* START Exercise inputs *

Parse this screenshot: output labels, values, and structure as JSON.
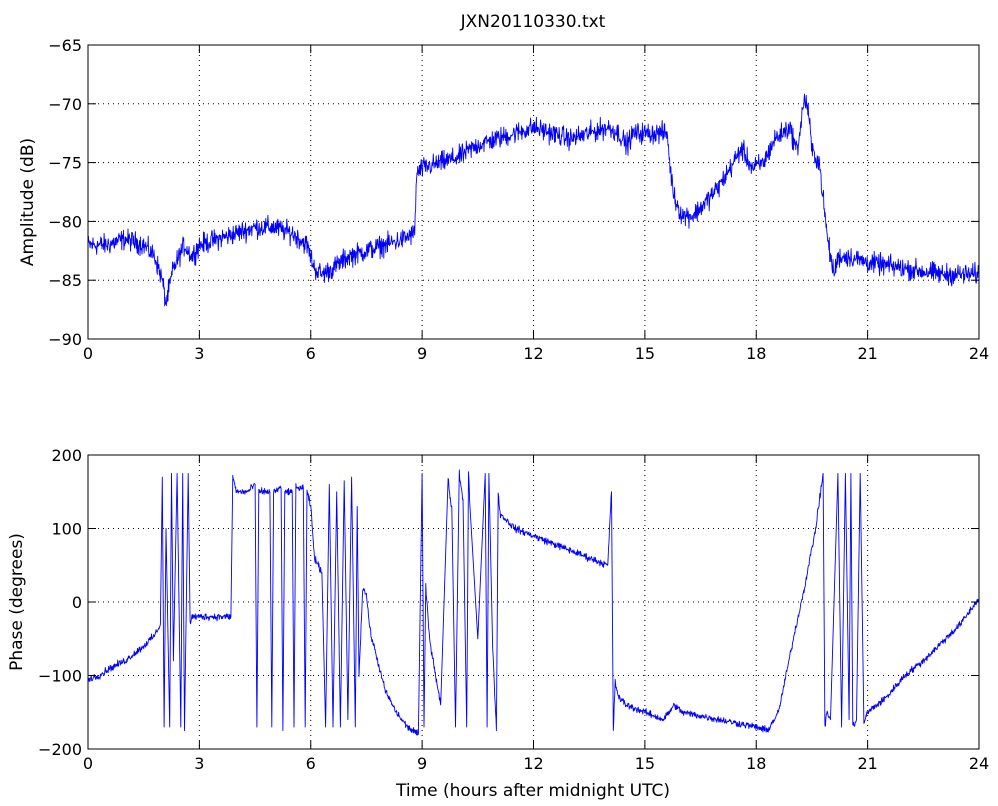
{
  "chart_data": [
    {
      "type": "line",
      "title": "JXN20110330.txt",
      "xlabel": "",
      "ylabel": "Amplitude (dB)",
      "xlim": [
        0,
        24
      ],
      "ylim": [
        -90,
        -65
      ],
      "xticks": [
        0,
        3,
        6,
        9,
        12,
        15,
        18,
        21,
        24
      ],
      "yticks": [
        -90,
        -85,
        -80,
        -75,
        -70,
        -65
      ],
      "xtick_labels": [
        "0",
        "3",
        "6",
        "9",
        "12",
        "15",
        "18",
        "21",
        "24"
      ],
      "ytick_labels": [
        "−90",
        "−85",
        "−80",
        "−75",
        "−70",
        "−65"
      ],
      "grid": true,
      "series": [
        {
          "color": "#0000ff",
          "noise": 1.3,
          "x": [
            0,
            0.5,
            1.0,
            1.5,
            1.8,
            2.0,
            2.1,
            2.3,
            2.6,
            2.8,
            3.0,
            3.5,
            4.0,
            4.5,
            5.0,
            5.5,
            5.9,
            6.1,
            6.3,
            6.6,
            7.0,
            7.5,
            8.0,
            8.5,
            8.8,
            8.85,
            9.0,
            9.5,
            10.0,
            10.5,
            11.0,
            11.5,
            12.0,
            12.5,
            13.0,
            13.5,
            14.0,
            14.3,
            14.5,
            14.7,
            15.0,
            15.3,
            15.6,
            15.7,
            15.8,
            16.0,
            16.3,
            16.6,
            17.0,
            17.3,
            17.6,
            17.9,
            18.2,
            18.5,
            18.9,
            19.1,
            19.3,
            19.4,
            19.5,
            19.7,
            19.8,
            19.9,
            20.0,
            20.1,
            20.2,
            20.5,
            21.0,
            22.0,
            23.0,
            24.0
          ],
          "y": [
            -82,
            -82,
            -81.5,
            -82,
            -83,
            -85,
            -87,
            -84,
            -82,
            -83,
            -82,
            -81.5,
            -81,
            -80.5,
            -80.5,
            -81,
            -82,
            -84,
            -84.5,
            -84,
            -83,
            -82.5,
            -82,
            -81.5,
            -81,
            -76,
            -75.5,
            -75,
            -74.5,
            -73.5,
            -73,
            -72.5,
            -72,
            -72.5,
            -73,
            -72.5,
            -72,
            -72.5,
            -73.5,
            -72.5,
            -72.5,
            -72.5,
            -72.5,
            -76,
            -78,
            -79.5,
            -79.5,
            -78.5,
            -77,
            -75.5,
            -73.8,
            -75.5,
            -75,
            -73,
            -72,
            -74,
            -69.5,
            -70.5,
            -74,
            -75,
            -78,
            -81,
            -83,
            -84.5,
            -83,
            -83,
            -83.5,
            -84,
            -84.5,
            -84.5
          ]
        }
      ]
    },
    {
      "type": "line",
      "title": "",
      "xlabel": "Time (hours after midnight UTC)",
      "ylabel": "Phase (degrees)",
      "xlim": [
        0,
        24
      ],
      "ylim": [
        -200,
        200
      ],
      "xticks": [
        0,
        3,
        6,
        9,
        12,
        15,
        18,
        21,
        24
      ],
      "yticks": [
        -200,
        -100,
        0,
        100,
        200
      ],
      "xtick_labels": [
        "0",
        "3",
        "6",
        "9",
        "12",
        "15",
        "18",
        "21",
        "24"
      ],
      "ytick_labels": [
        "−200",
        "−100",
        "0",
        "100",
        "200"
      ],
      "grid": true,
      "series": [
        {
          "color": "#0000ff",
          "noise": 7,
          "x": [
            0,
            0.3,
            0.6,
            1.0,
            1.5,
            1.8,
            1.95,
            2.0,
            2.05,
            2.1,
            2.2,
            2.25,
            2.3,
            2.4,
            2.5,
            2.55,
            2.6,
            2.7,
            2.75,
            2.8,
            3.0,
            3.3,
            3.6,
            3.85,
            3.9,
            4.0,
            4.1,
            4.3,
            4.5,
            4.55,
            4.6,
            4.9,
            4.95,
            5.0,
            5.2,
            5.25,
            5.3,
            5.5,
            5.55,
            5.6,
            5.8,
            5.85,
            5.9,
            6.0,
            6.1,
            6.3,
            6.4,
            6.5,
            6.6,
            6.7,
            6.8,
            6.9,
            7.0,
            7.1,
            7.2,
            7.25,
            7.3,
            7.4,
            7.5,
            7.6,
            7.8,
            8.0,
            8.3,
            8.6,
            8.9,
            9.0,
            9.05,
            9.1,
            9.2,
            9.3,
            9.5,
            9.7,
            9.75,
            9.8,
            9.9,
            10.0,
            10.1,
            10.2,
            10.25,
            10.3,
            10.5,
            10.7,
            10.75,
            10.8,
            10.9,
            11.0,
            11.05,
            11.1,
            11.5,
            12.0,
            12.5,
            13.0,
            13.5,
            14.0,
            14.1,
            14.15,
            14.2,
            14.3,
            14.5,
            15.0,
            15.5,
            15.8,
            16.0,
            16.5,
            17.0,
            17.5,
            18.0,
            18.3,
            18.6,
            19.0,
            19.3,
            19.6,
            19.8,
            19.85,
            19.9,
            20.0,
            20.2,
            20.3,
            20.4,
            20.5,
            20.55,
            20.6,
            20.7,
            20.8,
            20.9,
            21.0,
            21.5,
            22.0,
            22.5,
            23.0,
            23.5,
            24.0
          ],
          "y": [
            -105,
            -100,
            -90,
            -80,
            -60,
            -45,
            -30,
            170,
            -170,
            100,
            -170,
            175,
            -80,
            175,
            -170,
            175,
            -175,
            175,
            -30,
            -20,
            -20,
            -20,
            -20,
            -20,
            170,
            150,
            150,
            150,
            160,
            -170,
            150,
            150,
            -170,
            150,
            155,
            -175,
            150,
            150,
            -170,
            155,
            155,
            -170,
            150,
            130,
            60,
            40,
            -170,
            160,
            -170,
            150,
            -170,
            165,
            -160,
            170,
            -170,
            130,
            -100,
            20,
            10,
            -40,
            -80,
            -120,
            -150,
            -170,
            -180,
            175,
            -170,
            20,
            -50,
            -80,
            -140,
            170,
            140,
            130,
            -170,
            175,
            140,
            -170,
            175,
            120,
            -50,
            175,
            -170,
            175,
            -60,
            -175,
            150,
            120,
            100,
            90,
            80,
            70,
            60,
            50,
            150,
            -175,
            -110,
            -130,
            -140,
            -150,
            -160,
            -140,
            -150,
            -155,
            -160,
            -165,
            -170,
            -175,
            -150,
            -50,
            20,
            100,
            175,
            -170,
            -150,
            -160,
            175,
            -170,
            175,
            -160,
            175,
            -170,
            -160,
            175,
            -165,
            -150,
            -130,
            -100,
            -80,
            -55,
            -30,
            5
          ]
        }
      ]
    }
  ]
}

* END Exercise inputs *

» Brief: Leave out the pictures and reproduce the rest of the listing exactly.

» Answer to the task:
Parse this screenshot: output labels, values, and structure as JSON.
{
  "chart_data": [
    {
      "type": "line",
      "title": "JXN20110330.txt",
      "xlabel": "",
      "ylabel": "Amplitude (dB)",
      "xlim": [
        0,
        24
      ],
      "ylim": [
        -90,
        -65
      ],
      "xticks": [
        0,
        3,
        6,
        9,
        12,
        15,
        18,
        21,
        24
      ],
      "yticks": [
        -90,
        -85,
        -80,
        -75,
        -70,
        -65
      ],
      "xtick_labels": [
        "0",
        "3",
        "6",
        "9",
        "12",
        "15",
        "18",
        "21",
        "24"
      ],
      "ytick_labels": [
        "−90",
        "−85",
        "−80",
        "−75",
        "−70",
        "−65"
      ],
      "grid": true,
      "series": [
        {
          "color": "#0000ff",
          "noise": 1.3,
          "x": [
            0,
            0.5,
            1.0,
            1.5,
            1.8,
            2.0,
            2.1,
            2.3,
            2.6,
            2.8,
            3.0,
            3.5,
            4.0,
            4.5,
            5.0,
            5.5,
            5.9,
            6.1,
            6.3,
            6.6,
            7.0,
            7.5,
            8.0,
            8.5,
            8.8,
            8.85,
            9.0,
            9.5,
            10.0,
            10.5,
            11.0,
            11.5,
            12.0,
            12.5,
            13.0,
            13.5,
            14.0,
            14.3,
            14.5,
            14.7,
            15.0,
            15.3,
            15.6,
            15.7,
            15.8,
            16.0,
            16.3,
            16.6,
            17.0,
            17.3,
            17.6,
            17.9,
            18.2,
            18.5,
            18.9,
            19.1,
            19.3,
            19.4,
            19.5,
            19.7,
            19.8,
            19.9,
            20.0,
            20.1,
            20.2,
            20.5,
            21.0,
            22.0,
            23.0,
            24.0
          ],
          "y": [
            -82,
            -82,
            -81.5,
            -82,
            -83,
            -85,
            -87,
            -84,
            -82,
            -83,
            -82,
            -81.5,
            -81,
            -80.5,
            -80.5,
            -81,
            -82,
            -84,
            -84.5,
            -84,
            -83,
            -82.5,
            -82,
            -81.5,
            -81,
            -76,
            -75.5,
            -75,
            -74.5,
            -73.5,
            -73,
            -72.5,
            -72,
            -72.5,
            -73,
            -72.5,
            -72,
            -72.5,
            -73.5,
            -72.5,
            -72.5,
            -72.5,
            -72.5,
            -76,
            -78,
            -79.5,
            -79.5,
            -78.5,
            -77,
            -75.5,
            -73.8,
            -75.5,
            -75,
            -73,
            -72,
            -74,
            -69.5,
            -70.5,
            -74,
            -75,
            -78,
            -81,
            -83,
            -84.5,
            -83,
            -83,
            -83.5,
            -84,
            -84.5,
            -84.5
          ]
        }
      ]
    },
    {
      "type": "line",
      "title": "",
      "xlabel": "Time (hours after midnight UTC)",
      "ylabel": "Phase (degrees)",
      "xlim": [
        0,
        24
      ],
      "ylim": [
        -200,
        200
      ],
      "xticks": [
        0,
        3,
        6,
        9,
        12,
        15,
        18,
        21,
        24
      ],
      "yticks": [
        -200,
        -100,
        0,
        100,
        200
      ],
      "xtick_labels": [
        "0",
        "3",
        "6",
        "9",
        "12",
        "15",
        "18",
        "21",
        "24"
      ],
      "ytick_labels": [
        "−200",
        "−100",
        "0",
        "100",
        "200"
      ],
      "grid": true,
      "series": [
        {
          "color": "#0000ff",
          "noise": 7,
          "x": [
            0,
            0.3,
            0.6,
            1.0,
            1.5,
            1.8,
            1.95,
            2.0,
            2.05,
            2.1,
            2.2,
            2.25,
            2.3,
            2.4,
            2.5,
            2.55,
            2.6,
            2.7,
            2.75,
            2.8,
            3.0,
            3.3,
            3.6,
            3.85,
            3.9,
            4.0,
            4.1,
            4.3,
            4.5,
            4.55,
            4.6,
            4.9,
            4.95,
            5.0,
            5.2,
            5.25,
            5.3,
            5.5,
            5.55,
            5.6,
            5.8,
            5.85,
            5.9,
            6.0,
            6.1,
            6.3,
            6.4,
            6.5,
            6.6,
            6.7,
            6.8,
            6.9,
            7.0,
            7.1,
            7.2,
            7.25,
            7.3,
            7.4,
            7.5,
            7.6,
            7.8,
            8.0,
            8.3,
            8.6,
            8.9,
            9.0,
            9.05,
            9.1,
            9.2,
            9.3,
            9.5,
            9.7,
            9.75,
            9.8,
            9.9,
            10.0,
            10.1,
            10.2,
            10.25,
            10.3,
            10.5,
            10.7,
            10.75,
            10.8,
            10.9,
            11.0,
            11.05,
            11.1,
            11.5,
            12.0,
            12.5,
            13.0,
            13.5,
            14.0,
            14.1,
            14.15,
            14.2,
            14.3,
            14.5,
            15.0,
            15.5,
            15.8,
            16.0,
            16.5,
            17.0,
            17.5,
            18.0,
            18.3,
            18.6,
            19.0,
            19.3,
            19.6,
            19.8,
            19.85,
            19.9,
            20.0,
            20.2,
            20.3,
            20.4,
            20.5,
            20.55,
            20.6,
            20.7,
            20.8,
            20.9,
            21.0,
            21.5,
            22.0,
            22.5,
            23.0,
            23.5,
            24.0
          ],
          "y": [
            -105,
            -100,
            -90,
            -80,
            -60,
            -45,
            -30,
            170,
            -170,
            100,
            -170,
            175,
            -80,
            175,
            -170,
            175,
            -175,
            175,
            -30,
            -20,
            -20,
            -20,
            -20,
            -20,
            170,
            150,
            150,
            150,
            160,
            -170,
            150,
            150,
            -170,
            150,
            155,
            -175,
            150,
            150,
            -170,
            155,
            155,
            -170,
            150,
            130,
            60,
            40,
            -170,
            160,
            -170,
            150,
            -170,
            165,
            -160,
            170,
            -170,
            130,
            -100,
            20,
            10,
            -40,
            -80,
            -120,
            -150,
            -170,
            -180,
            175,
            -170,
            20,
            -50,
            -80,
            -140,
            170,
            140,
            130,
            -170,
            175,
            140,
            -170,
            175,
            120,
            -50,
            175,
            -170,
            175,
            -60,
            -175,
            150,
            120,
            100,
            90,
            80,
            70,
            60,
            50,
            150,
            -175,
            -110,
            -130,
            -140,
            -150,
            -160,
            -140,
            -150,
            -155,
            -160,
            -165,
            -170,
            -175,
            -150,
            -50,
            20,
            100,
            175,
            -170,
            -150,
            -160,
            175,
            -170,
            175,
            -160,
            175,
            -170,
            -160,
            175,
            -165,
            -150,
            -130,
            -100,
            -80,
            -55,
            -30,
            5
          ]
        }
      ]
    }
  ]
}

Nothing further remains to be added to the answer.